[DATA TO PROCESS]:

- - - - -

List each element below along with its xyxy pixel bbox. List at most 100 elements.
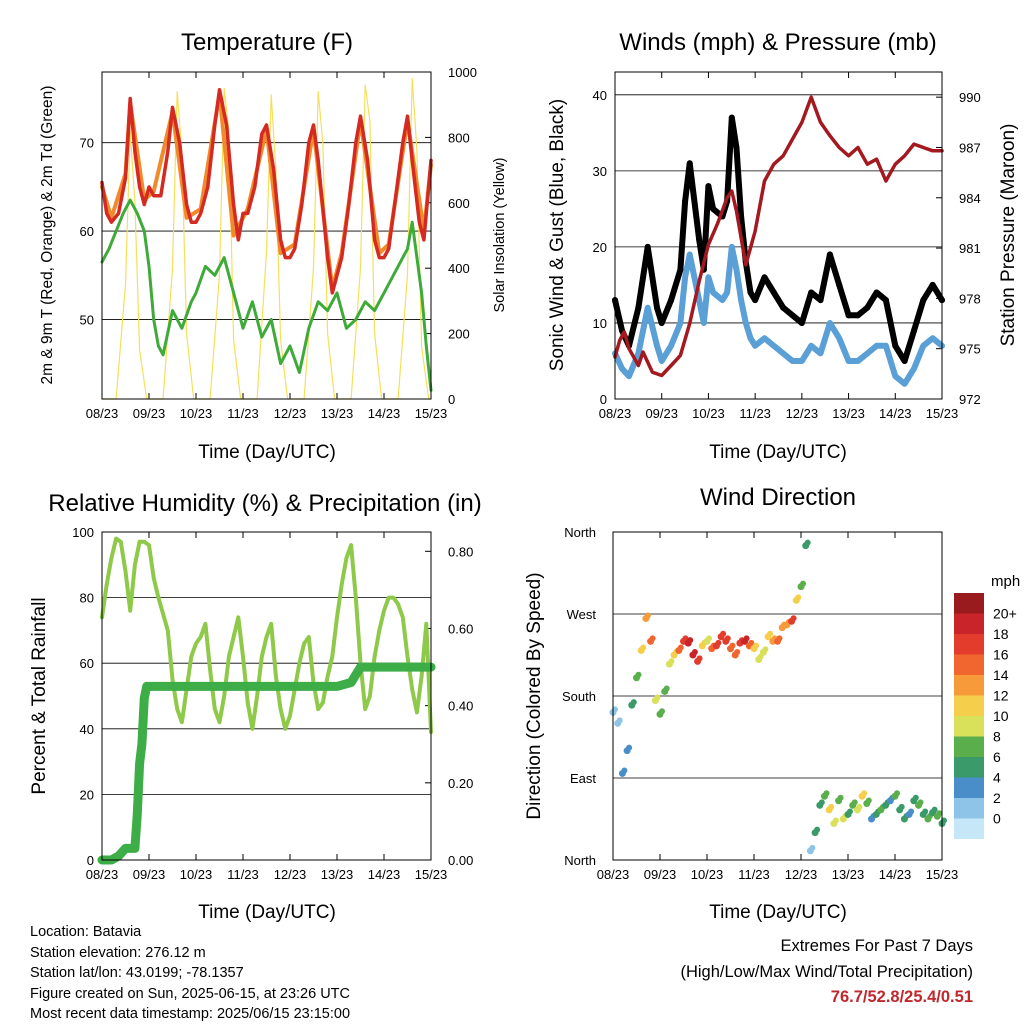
y2-tick-label: 978 (959, 291, 981, 306)
direction-point (715, 639, 722, 646)
info-location: Location: Batavia (30, 924, 142, 940)
sonic-wind-point (738, 297, 744, 303)
sonic-wind-point (701, 320, 707, 326)
sonic-wind-point (818, 350, 824, 356)
direction-point (851, 799, 858, 806)
legend-label: 16 (993, 647, 1009, 663)
extremes-box: Extremes For Past 7 Days (High/Low/Max W… (680, 934, 973, 1011)
direction-point (729, 642, 736, 649)
y2-tick-label: 200 (448, 327, 470, 342)
direction-point (931, 806, 938, 813)
gust-band (612, 114, 945, 364)
sonic-wind-point (696, 297, 702, 303)
humidity-frame (101, 531, 432, 861)
info-latlon: Station lat/lon: 43.0199; -78.1357 (30, 965, 244, 981)
y2-tick-label: 0.00 (448, 853, 473, 868)
direction-point (734, 649, 741, 655)
solar-insolation-line (101, 77, 432, 400)
direction-point (776, 635, 783, 642)
winds-ylabel-right: Station Pressure (Maroon) (998, 124, 1019, 347)
direction-point (687, 637, 694, 644)
y2-tick-label: 800 (448, 130, 470, 145)
direction-point (809, 844, 816, 851)
legend-label: 8 (993, 729, 1001, 745)
humidity-ylabel-left: Percent & Total Rainfall (29, 597, 50, 794)
x-tick-label: 12/23 (786, 406, 819, 421)
x-tick-label: 15/23 (926, 406, 959, 421)
direction-point (912, 794, 919, 801)
direction-point (762, 646, 769, 653)
y2-tick-label: 975 (959, 342, 981, 357)
sonic-wind-point (864, 350, 870, 356)
y-tick-label: 30 (593, 164, 607, 179)
direction-frame (612, 531, 943, 861)
temperature-title: Temperature (F) (181, 29, 353, 56)
x-tick-label: 14/23 (368, 406, 401, 421)
direction-legend-title: mph (991, 573, 1020, 590)
direction-point (635, 671, 642, 678)
x-tick-label: 09/23 (644, 867, 677, 882)
x-tick-label: 12/23 (274, 406, 307, 421)
direction-point (898, 803, 905, 810)
winds-panel: Winds (mph) & Pressure (mb) 08/23 09/23 10… (547, 29, 1019, 463)
x-tick-label: 13/23 (832, 867, 865, 882)
direction-point (630, 699, 637, 706)
direction-point (682, 635, 689, 642)
info-timestamp: Most recent data timestamp: 2025/06/15 2… (30, 1006, 351, 1022)
y2-tick-label: 0.80 (448, 544, 473, 559)
x-tick-label: 12/23 (785, 867, 818, 882)
sonic-wind-point (920, 343, 926, 349)
temp-2m-line (100, 87, 433, 295)
sonic-wind-point (790, 358, 796, 364)
x-tick-label: 14/23 (879, 406, 912, 421)
direction-point (922, 808, 929, 815)
direction-point (706, 635, 712, 642)
sonic-wind-point (771, 343, 777, 349)
y-tick-label: 80 (80, 591, 94, 606)
x-tick-label: 15/23 (926, 867, 959, 882)
legend-label: 14 (993, 667, 1009, 683)
legend-swatch (954, 757, 984, 778)
x-tick-label: 14/23 (368, 867, 401, 882)
y-tick-label: 60 (80, 656, 94, 671)
winds-frame (614, 71, 943, 400)
direction-point (865, 797, 872, 804)
y-tick-label: 40 (593, 88, 607, 103)
y2-tick-label: 0.20 (448, 776, 473, 791)
legend-label: 12 (993, 688, 1009, 704)
direction-point (856, 803, 863, 810)
humidity-title: Relative Humidity (%) & Precipitation (i… (48, 490, 481, 517)
y-tick-label: 20 (80, 787, 94, 802)
direction-point (837, 794, 844, 801)
direction-panel: Wind Direction 08/23 09/23 10/23 11/23 12/23… (524, 484, 1020, 923)
sonic-wind-point (892, 373, 898, 379)
station-pressure-line (613, 95, 944, 378)
direction-point (917, 799, 924, 806)
direction-point (790, 615, 797, 622)
sonic-wind-point (635, 350, 641, 356)
direction-point (908, 808, 915, 815)
legend-label: 0 (993, 811, 1001, 827)
legend-label: 10 (993, 708, 1009, 724)
legend-label: 6 (993, 749, 1001, 765)
dewpoint-line (100, 198, 433, 392)
legend-label: 20+ (993, 606, 1017, 622)
y-tick-label: 70 (80, 136, 94, 151)
direction-point (626, 744, 633, 751)
x-tick-label: 11/23 (227, 406, 259, 421)
direction-point (640, 644, 647, 651)
sonic-wind-point (705, 274, 711, 280)
sonic-wind-point (836, 335, 842, 341)
direction-ylabel-left: Direction (Colored By Speed) (524, 572, 545, 819)
direction-point (823, 790, 830, 797)
sonic-wind-point (719, 297, 725, 303)
y2-tick-label: 0.60 (448, 621, 473, 636)
direction-point (691, 649, 698, 655)
y2-tick-label: 0.40 (448, 699, 473, 714)
sonic-wind-point (780, 350, 786, 356)
y-tick-label: 60 (80, 224, 94, 239)
extremes-subheading: (High/Low/Max Wind/Total Precipitation) (680, 962, 973, 981)
legend-swatch (954, 818, 984, 839)
direction-point (936, 810, 943, 817)
y2-tick-label: 984 (959, 191, 981, 206)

- - - - -

[WRITTEN PROBLEM]: Copy every line of the records above word for word, leaving out the pictures.

[FINISHED ANSWER]:
List each element below along with its xyxy pixel bbox. List at most 100 elements.
y2-tick-label: 978 (959, 291, 981, 306)
direction-point (715, 639, 722, 646)
info-location: Location: Batavia (30, 924, 142, 940)
sonic-wind-point (738, 297, 744, 303)
sonic-wind-point (701, 320, 707, 326)
sonic-wind-point (818, 350, 824, 356)
direction-point (851, 799, 858, 806)
legend-label: 16 (993, 647, 1009, 663)
extremes-box: Extremes For Past 7 Days (High/Low/Max W… (680, 934, 973, 1011)
direction-point (729, 642, 736, 649)
y2-tick-label: 200 (448, 327, 470, 342)
direction-point (931, 806, 938, 813)
gust-band (612, 114, 945, 364)
sonic-wind-point (696, 297, 702, 303)
humidity-frame (101, 531, 432, 861)
info-latlon: Station lat/lon: 43.0199; -78.1357 (30, 965, 244, 981)
y2-tick-label: 0.00 (448, 853, 473, 868)
direction-point (734, 649, 741, 655)
solar-insolation-line (101, 77, 432, 400)
direction-point (776, 635, 783, 642)
winds-ylabel-right: Station Pressure (Maroon) (998, 124, 1019, 347)
direction-point (687, 637, 694, 644)
y2-tick-label: 800 (448, 130, 470, 145)
direction-point (809, 844, 816, 851)
legend-label: 8 (993, 729, 1001, 745)
humidity-ylabel-left: Percent & Total Rainfall (29, 597, 50, 794)
x-tick-label: 12/23 (786, 406, 819, 421)
x-tick-label: 15/23 (926, 406, 959, 421)
direction-point (912, 794, 919, 801)
direction-point (762, 646, 769, 653)
y2-tick-label: 975 (959, 342, 981, 357)
sonic-wind-point (864, 350, 870, 356)
y-tick-label: 30 (593, 164, 607, 179)
direction-frame (612, 531, 943, 861)
temperature-title: Temperature (F) (181, 29, 353, 56)
x-tick-label: 14/23 (368, 406, 401, 421)
direction-legend-title: mph (991, 573, 1020, 590)
direction-point (635, 671, 642, 678)
x-tick-label: 09/23 (644, 867, 677, 882)
x-tick-label: 12/23 (274, 406, 307, 421)
direction-point (898, 803, 905, 810)
winds-panel: Winds (mph) & Pressure (mb) 08/23 09/23 10… (547, 29, 1019, 463)
x-tick-label: 13/23 (832, 867, 865, 882)
direction-point (630, 699, 637, 706)
direction-point (682, 635, 689, 642)
info-timestamp: Most recent data timestamp: 2025/06/15 2… (30, 1006, 351, 1022)
y2-tick-label: 0.80 (448, 544, 473, 559)
x-tick-label: 12/23 (785, 867, 818, 882)
sonic-wind-point (920, 343, 926, 349)
temp-2m-line (100, 87, 433, 295)
sonic-wind-point (790, 358, 796, 364)
x-tick-label: 14/23 (879, 406, 912, 421)
direction-point (922, 808, 929, 815)
direction-point (706, 635, 712, 642)
sonic-wind-point (771, 343, 777, 349)
y-tick-label: 80 (80, 591, 94, 606)
x-tick-label: 15/23 (926, 867, 959, 882)
legend-label: 14 (993, 667, 1009, 683)
legend-swatch (954, 757, 984, 778)
x-tick-label: 14/23 (368, 867, 401, 882)
y-tick-label: 60 (80, 656, 94, 671)
winds-frame (614, 71, 943, 400)
direction-point (865, 797, 872, 804)
y-tick-label: 40 (593, 88, 607, 103)
y2-tick-label: 0.20 (448, 776, 473, 791)
legend-label: 12 (993, 688, 1009, 704)
direction-point (856, 803, 863, 810)
humidity-title: Relative Humidity (%) & Precipitation (i… (48, 490, 481, 517)
y-tick-label: 20 (80, 787, 94, 802)
direction-point (837, 794, 844, 801)
direction-panel: Wind Direction 08/23 09/23 10/23 11/23 12/23… (524, 484, 1020, 923)
sonic-wind-point (892, 373, 898, 379)
station-pressure-line (613, 95, 944, 378)
direction-point (917, 799, 924, 806)
direction-point (790, 615, 797, 622)
sonic-wind-point (635, 350, 641, 356)
direction-point (908, 808, 915, 815)
legend-label: 0 (993, 811, 1001, 827)
legend-label: 10 (993, 708, 1009, 724)
legend-label: 6 (993, 749, 1001, 765)
dewpoint-line (100, 198, 433, 392)
legend-label: 20+ (993, 606, 1017, 622)
y-tick-label: 70 (80, 136, 94, 151)
direction-point (626, 744, 633, 751)
x-tick-label: 11/23 (227, 406, 259, 421)
direction-point (640, 644, 647, 651)
sonic-wind-point (705, 274, 711, 280)
sonic-wind-point (836, 335, 842, 341)
direction-ylabel-left: Direction (Colored By Speed) (524, 572, 545, 819)
direction-point (823, 790, 830, 797)
sonic-wind-point (719, 297, 725, 303)
y2-tick-label: 0.60 (448, 621, 473, 636)
direction-point (691, 649, 698, 655)
y2-tick-label: 0.40 (448, 699, 473, 714)
sonic-wind-point (780, 350, 786, 356)
y-tick-label: 60 (80, 224, 94, 239)
extremes-subheading: (High/Low/Max Wind/Total Precipitation) (680, 962, 973, 981)
legend-swatch (954, 818, 984, 839)
direction-point (936, 810, 943, 817)
y2-tick-label: 984 (959, 191, 981, 206)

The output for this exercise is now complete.